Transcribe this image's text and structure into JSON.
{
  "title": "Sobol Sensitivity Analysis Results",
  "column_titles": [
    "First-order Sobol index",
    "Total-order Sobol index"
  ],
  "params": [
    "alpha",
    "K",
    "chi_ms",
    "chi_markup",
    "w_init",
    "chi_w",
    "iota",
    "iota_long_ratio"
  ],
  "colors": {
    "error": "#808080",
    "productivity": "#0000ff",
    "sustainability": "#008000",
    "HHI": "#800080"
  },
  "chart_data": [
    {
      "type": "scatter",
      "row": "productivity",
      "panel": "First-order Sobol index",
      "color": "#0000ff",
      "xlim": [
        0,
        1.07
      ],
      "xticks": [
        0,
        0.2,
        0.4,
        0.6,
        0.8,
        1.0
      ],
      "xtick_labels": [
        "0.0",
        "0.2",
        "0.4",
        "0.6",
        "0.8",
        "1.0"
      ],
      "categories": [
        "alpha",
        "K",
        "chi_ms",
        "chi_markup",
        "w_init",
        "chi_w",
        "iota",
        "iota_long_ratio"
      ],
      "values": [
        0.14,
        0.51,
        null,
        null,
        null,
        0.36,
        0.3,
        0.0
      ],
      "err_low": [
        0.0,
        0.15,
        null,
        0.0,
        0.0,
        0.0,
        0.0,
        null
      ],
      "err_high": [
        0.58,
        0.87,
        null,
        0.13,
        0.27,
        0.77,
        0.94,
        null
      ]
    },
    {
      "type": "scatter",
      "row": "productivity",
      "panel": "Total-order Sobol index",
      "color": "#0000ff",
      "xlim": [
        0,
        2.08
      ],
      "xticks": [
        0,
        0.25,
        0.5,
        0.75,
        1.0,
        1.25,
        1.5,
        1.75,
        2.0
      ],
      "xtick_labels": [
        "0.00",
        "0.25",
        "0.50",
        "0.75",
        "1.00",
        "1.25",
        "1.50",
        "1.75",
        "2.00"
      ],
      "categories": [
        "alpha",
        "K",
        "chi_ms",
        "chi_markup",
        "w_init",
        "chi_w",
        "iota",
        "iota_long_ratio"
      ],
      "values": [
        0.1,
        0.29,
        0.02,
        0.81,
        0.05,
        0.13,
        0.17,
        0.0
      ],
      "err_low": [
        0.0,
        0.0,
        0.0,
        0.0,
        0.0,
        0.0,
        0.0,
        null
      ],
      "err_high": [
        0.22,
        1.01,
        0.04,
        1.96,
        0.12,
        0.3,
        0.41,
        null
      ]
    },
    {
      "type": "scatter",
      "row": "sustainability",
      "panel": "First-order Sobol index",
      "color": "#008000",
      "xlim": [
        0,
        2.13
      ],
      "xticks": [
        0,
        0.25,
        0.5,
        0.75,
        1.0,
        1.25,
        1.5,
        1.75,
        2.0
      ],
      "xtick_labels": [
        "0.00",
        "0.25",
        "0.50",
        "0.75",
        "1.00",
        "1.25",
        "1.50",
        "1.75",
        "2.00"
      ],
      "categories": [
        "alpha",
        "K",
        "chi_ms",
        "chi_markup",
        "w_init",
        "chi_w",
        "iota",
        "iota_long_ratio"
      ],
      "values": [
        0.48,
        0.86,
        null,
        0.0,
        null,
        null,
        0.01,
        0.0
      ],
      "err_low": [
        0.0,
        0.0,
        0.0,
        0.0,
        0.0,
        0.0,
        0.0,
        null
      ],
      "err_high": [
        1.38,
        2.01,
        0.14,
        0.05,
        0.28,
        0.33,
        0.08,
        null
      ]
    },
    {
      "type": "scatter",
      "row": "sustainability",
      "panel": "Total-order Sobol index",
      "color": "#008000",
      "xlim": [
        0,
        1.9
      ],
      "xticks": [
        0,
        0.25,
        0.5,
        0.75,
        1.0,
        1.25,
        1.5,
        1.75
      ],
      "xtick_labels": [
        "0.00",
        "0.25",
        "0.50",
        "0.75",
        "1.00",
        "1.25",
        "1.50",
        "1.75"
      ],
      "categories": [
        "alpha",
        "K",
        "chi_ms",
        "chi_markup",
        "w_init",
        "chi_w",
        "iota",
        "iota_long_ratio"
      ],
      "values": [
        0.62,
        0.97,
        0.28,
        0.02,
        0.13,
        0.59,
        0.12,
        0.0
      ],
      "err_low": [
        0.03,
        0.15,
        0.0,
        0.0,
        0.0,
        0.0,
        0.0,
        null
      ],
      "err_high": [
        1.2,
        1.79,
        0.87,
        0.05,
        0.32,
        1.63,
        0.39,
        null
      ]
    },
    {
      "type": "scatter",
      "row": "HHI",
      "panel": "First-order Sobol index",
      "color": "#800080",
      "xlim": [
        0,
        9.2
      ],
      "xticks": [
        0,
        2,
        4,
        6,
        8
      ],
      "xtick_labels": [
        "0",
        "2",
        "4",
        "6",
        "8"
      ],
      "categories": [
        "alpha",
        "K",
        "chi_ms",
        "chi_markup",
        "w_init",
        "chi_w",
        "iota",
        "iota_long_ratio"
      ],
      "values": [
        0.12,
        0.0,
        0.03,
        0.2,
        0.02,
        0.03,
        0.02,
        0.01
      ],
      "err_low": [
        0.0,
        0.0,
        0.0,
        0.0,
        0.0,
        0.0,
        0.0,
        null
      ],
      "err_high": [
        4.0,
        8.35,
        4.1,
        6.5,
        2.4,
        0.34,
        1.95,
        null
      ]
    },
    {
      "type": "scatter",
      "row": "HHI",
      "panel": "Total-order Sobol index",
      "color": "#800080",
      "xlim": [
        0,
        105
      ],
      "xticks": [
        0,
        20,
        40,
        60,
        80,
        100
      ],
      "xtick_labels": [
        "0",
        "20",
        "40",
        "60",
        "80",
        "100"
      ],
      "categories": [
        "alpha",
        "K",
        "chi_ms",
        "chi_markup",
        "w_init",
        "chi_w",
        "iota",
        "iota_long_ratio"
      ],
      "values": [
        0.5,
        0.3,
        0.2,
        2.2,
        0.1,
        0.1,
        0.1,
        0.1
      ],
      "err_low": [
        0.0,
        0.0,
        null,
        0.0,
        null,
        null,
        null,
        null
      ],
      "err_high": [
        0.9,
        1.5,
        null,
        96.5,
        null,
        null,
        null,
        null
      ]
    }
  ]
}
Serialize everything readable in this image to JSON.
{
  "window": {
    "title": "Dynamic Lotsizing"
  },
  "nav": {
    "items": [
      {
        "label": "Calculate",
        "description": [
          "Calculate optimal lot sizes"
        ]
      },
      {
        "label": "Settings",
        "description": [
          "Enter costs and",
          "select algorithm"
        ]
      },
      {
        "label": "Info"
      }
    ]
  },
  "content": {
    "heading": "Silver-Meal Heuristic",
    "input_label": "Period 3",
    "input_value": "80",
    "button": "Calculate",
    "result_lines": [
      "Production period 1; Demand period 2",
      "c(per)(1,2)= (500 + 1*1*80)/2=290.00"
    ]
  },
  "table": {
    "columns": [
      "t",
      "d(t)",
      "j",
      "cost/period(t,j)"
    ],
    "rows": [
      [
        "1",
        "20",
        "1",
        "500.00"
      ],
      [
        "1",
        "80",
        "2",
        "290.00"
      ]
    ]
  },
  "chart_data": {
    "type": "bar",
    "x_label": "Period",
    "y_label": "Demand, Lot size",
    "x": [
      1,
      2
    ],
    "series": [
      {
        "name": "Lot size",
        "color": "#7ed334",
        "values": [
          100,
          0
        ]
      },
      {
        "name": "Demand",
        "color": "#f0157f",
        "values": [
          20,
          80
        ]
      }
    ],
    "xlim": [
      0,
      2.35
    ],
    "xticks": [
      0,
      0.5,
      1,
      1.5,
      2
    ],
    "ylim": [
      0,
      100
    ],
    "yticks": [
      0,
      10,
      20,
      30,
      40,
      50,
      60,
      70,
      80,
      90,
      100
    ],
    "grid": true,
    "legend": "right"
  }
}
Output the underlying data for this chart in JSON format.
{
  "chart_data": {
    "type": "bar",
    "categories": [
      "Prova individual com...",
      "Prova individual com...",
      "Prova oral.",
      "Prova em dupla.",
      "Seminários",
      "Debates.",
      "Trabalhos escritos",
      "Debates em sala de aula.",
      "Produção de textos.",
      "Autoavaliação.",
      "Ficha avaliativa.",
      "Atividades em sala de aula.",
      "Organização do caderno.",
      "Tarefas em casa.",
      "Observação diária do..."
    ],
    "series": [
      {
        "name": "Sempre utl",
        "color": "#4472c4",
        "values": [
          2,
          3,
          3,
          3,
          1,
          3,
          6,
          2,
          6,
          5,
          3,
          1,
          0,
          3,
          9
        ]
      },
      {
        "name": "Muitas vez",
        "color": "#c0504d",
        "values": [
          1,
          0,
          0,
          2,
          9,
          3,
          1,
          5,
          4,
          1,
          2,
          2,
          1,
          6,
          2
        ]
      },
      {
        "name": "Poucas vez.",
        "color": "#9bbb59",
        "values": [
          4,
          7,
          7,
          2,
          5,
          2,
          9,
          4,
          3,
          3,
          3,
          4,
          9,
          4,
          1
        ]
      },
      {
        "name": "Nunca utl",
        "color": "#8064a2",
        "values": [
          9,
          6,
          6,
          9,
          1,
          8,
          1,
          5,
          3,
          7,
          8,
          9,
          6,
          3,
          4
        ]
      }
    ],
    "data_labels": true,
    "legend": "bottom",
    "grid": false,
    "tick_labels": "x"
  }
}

* [STATED PROBLEM] Copy each line in the data that holds the word "sala".

* [SOLUTION FOR THIS EXERCISE]
      "Debates em sala de aula.",
      "Atividades em sala de aula.",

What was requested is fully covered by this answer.